- _Your instructions_
Reproduce every line of the material below, but drop the pictures.

**** The records

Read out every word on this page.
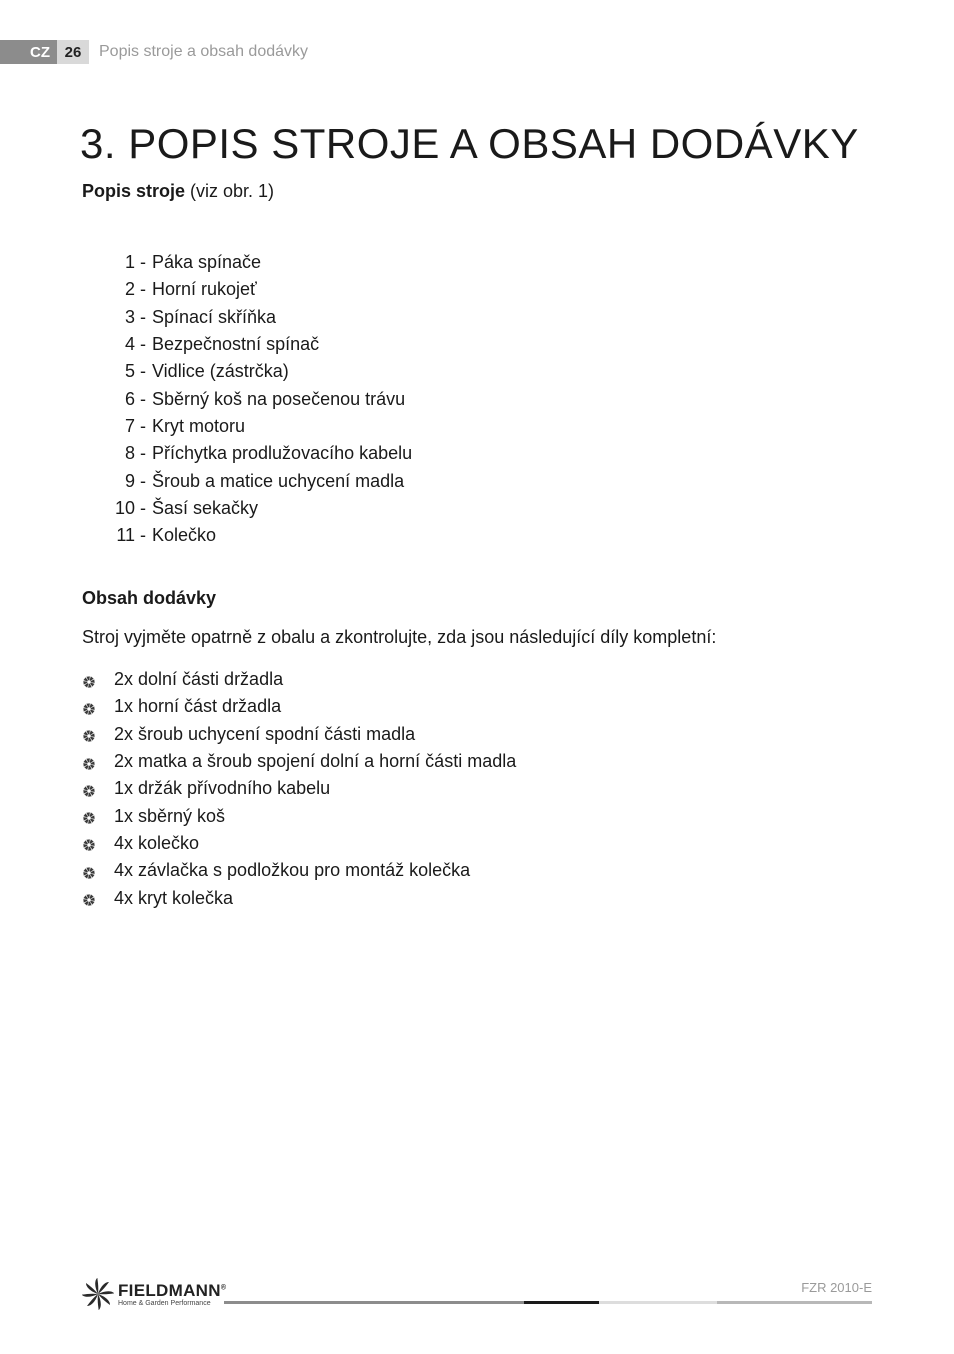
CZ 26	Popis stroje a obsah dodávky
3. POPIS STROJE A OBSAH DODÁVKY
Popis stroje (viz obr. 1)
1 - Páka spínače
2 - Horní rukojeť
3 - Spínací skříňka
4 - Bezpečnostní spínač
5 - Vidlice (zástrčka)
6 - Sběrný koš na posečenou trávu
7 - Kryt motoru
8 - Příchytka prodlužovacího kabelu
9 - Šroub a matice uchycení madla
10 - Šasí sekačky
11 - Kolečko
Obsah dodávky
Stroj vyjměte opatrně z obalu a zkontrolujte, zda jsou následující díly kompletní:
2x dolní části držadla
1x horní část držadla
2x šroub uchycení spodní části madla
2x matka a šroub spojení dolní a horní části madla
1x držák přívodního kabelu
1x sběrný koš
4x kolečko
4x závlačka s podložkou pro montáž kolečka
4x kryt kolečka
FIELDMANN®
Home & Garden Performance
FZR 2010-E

********

- _Answer in full_
Read out every word on this page.
CZ 26	Popis stroje a obsah dodávky
3. POPIS STROJE A OBSAH DODÁVKY
Popis stroje (viz obr. 1)
1 - Páka spínače
2 - Horní rukojeť
3 - Spínací skříňka
4 - Bezpečnostní spínač
5 - Vidlice (zástrčka)
6 - Sběrný koš na posečenou trávu
7 - Kryt motoru
8 - Příchytka prodlužovacího kabelu
9 - Šroub a matice uchycení madla
10 - Šasí sekačky
11 - Kolečko
Obsah dodávky
Stroj vyjměte opatrně z obalu a zkontrolujte, zda jsou následující díly kompletní:
2x dolní části držadla
1x horní část držadla
2x šroub uchycení spodní části madla
2x matka a šroub spojení dolní a horní části madla
1x držák přívodního kabelu
1x sběrný koš
4x kolečko
4x závlačka s podložkou pro montáž kolečka
4x kryt kolečka
FIELDMANN®
Home & Garden Performance
FZR 2010-E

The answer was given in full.